• [SHORT EXERCISE 1]
Extract the lines of the records below, beginning with the first line of the records and continuing through the line containing "author-bio-text: has over", and reproduce them without changes.

Throughout human history, in varying balances, there have been those who cling to a familiar past and those who reach for an improved future. The progress made despite the former has included a shift in balance in favor of the latter. Whereas traditional societies anchored themselves in ossified rituals and beliefs, modern societies have increasingly embraced the possibility of progress. But, as many have noted, modernity is “a candle in the darkness” (Carl Sagan’s phrase to describe science, still today), flickering in the midst of howling hordes of gods and demons, superstitions and arbitrary certainties, that continue to hold us back.

Early in the industrial revolution, British artisans protested mechanized production by destroying the power looms that were displacing them (http://en.wikipedia.org/wiki/Luddite). There are two important things to note about  this: 1) Progress does indeed cause dislocations, and, unless we take pains to address it, localized losses amidst generalized gains; and 2) to the extent that these victims of progress, whether their victimization is real or imagined, succeed in obstructing progress, we all lose in the long run, for the improved techniques that were obstructed would have created far greater wealth and opportunity in the long run than the archaic techniques that were preserved.

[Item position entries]
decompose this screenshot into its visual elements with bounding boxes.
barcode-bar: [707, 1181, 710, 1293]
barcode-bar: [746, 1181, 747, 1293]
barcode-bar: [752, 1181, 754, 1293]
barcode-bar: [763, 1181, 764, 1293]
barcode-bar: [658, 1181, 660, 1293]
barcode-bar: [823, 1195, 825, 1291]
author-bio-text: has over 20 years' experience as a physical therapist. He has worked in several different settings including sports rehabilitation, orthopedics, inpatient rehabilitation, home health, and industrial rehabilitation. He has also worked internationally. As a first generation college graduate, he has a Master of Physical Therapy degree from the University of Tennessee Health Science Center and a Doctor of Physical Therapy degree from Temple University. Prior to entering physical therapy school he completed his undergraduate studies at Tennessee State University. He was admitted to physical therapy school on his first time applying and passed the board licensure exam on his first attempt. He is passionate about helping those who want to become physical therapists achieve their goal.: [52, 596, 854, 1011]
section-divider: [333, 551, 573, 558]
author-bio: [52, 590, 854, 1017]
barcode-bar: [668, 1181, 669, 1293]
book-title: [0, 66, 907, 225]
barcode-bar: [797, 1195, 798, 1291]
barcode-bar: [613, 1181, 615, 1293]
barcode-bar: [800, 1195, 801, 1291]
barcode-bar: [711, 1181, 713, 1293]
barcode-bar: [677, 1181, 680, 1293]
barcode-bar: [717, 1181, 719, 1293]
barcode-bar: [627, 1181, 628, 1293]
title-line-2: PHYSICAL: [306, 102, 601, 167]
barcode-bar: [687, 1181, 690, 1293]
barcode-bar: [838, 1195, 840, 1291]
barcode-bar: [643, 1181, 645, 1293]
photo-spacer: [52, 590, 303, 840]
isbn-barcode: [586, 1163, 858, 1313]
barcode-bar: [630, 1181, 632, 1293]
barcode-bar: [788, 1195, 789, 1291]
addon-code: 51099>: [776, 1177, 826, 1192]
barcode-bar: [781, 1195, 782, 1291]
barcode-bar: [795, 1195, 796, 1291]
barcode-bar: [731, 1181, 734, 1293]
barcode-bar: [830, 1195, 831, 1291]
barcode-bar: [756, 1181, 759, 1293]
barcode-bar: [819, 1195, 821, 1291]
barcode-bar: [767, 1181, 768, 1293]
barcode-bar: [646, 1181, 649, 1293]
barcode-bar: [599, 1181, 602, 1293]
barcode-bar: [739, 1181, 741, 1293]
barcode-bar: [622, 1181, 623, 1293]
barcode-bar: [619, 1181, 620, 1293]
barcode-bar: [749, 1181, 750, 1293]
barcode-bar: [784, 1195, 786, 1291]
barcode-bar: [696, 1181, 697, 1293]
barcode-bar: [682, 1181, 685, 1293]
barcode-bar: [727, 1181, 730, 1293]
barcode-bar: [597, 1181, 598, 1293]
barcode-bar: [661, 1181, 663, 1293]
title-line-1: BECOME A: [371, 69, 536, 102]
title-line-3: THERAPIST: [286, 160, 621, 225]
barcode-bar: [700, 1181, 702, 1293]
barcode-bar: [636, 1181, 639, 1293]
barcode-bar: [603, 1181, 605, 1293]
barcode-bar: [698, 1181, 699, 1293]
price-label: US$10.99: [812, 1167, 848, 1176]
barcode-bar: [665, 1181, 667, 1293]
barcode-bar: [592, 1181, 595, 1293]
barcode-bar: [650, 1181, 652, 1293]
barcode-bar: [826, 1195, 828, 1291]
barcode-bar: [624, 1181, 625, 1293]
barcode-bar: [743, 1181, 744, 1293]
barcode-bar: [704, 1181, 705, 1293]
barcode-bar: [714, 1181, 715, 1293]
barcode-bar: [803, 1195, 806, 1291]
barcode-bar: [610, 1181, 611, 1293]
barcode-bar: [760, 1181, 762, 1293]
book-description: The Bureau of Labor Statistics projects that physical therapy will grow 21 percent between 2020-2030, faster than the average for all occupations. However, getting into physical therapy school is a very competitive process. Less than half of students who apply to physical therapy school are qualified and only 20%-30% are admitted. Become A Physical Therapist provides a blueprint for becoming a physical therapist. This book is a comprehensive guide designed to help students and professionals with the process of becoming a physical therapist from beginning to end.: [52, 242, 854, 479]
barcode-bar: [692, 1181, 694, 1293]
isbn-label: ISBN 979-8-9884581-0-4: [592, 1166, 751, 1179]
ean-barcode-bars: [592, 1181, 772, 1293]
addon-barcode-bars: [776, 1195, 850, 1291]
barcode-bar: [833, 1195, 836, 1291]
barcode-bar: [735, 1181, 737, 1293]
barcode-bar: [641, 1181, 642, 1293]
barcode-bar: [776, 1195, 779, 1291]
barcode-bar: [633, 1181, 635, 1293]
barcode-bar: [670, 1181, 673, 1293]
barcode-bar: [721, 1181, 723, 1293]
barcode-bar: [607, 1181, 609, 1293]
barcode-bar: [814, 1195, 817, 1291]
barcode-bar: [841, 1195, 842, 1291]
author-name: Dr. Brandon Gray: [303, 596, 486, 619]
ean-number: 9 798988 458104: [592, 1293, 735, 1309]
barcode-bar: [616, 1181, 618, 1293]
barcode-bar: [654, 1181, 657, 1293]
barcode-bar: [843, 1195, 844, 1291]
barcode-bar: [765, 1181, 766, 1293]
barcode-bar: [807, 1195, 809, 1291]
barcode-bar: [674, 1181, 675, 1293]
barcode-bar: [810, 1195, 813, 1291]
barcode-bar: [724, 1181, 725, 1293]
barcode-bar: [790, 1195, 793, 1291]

• [SHORT EXERCISE 2]
According to the excerpt on progress, what did British artisans destroy early in the industrial revolution to protest mechanized production?

• [WRITTEN SOLUTION 1]
decompose this screenshot into its visual elements with bounding boxes.
barcode-bar: [707, 1181, 710, 1293]
barcode-bar: [746, 1181, 747, 1293]
barcode-bar: [752, 1181, 754, 1293]
barcode-bar: [763, 1181, 764, 1293]
barcode-bar: [658, 1181, 660, 1293]
barcode-bar: [823, 1195, 825, 1291]
author-bio-text: has over 20 years' experience as a physical therapist. He has worked in several different settings including sports rehabilitation, orthopedics, inpatient rehabilitation, home health, and industrial rehabilitation. He has also worked internationally. As a first generation college graduate, he has a Master of Physical Therapy degree from the University of Tennessee Health Science Center and a Doctor of Physical Therapy degree from Temple University. Prior to entering physical therapy school he completed his undergraduate studies at Tennessee State University. He was admitted to physical therapy school on his first time applying and passed the board licensure exam on his first attempt. He is passionate about helping those who want to become physical therapists achieve their goal.: [52, 596, 854, 1011]

• [WRITTEN SOLUTION 2]
They destroyed the power looms that were displacing them.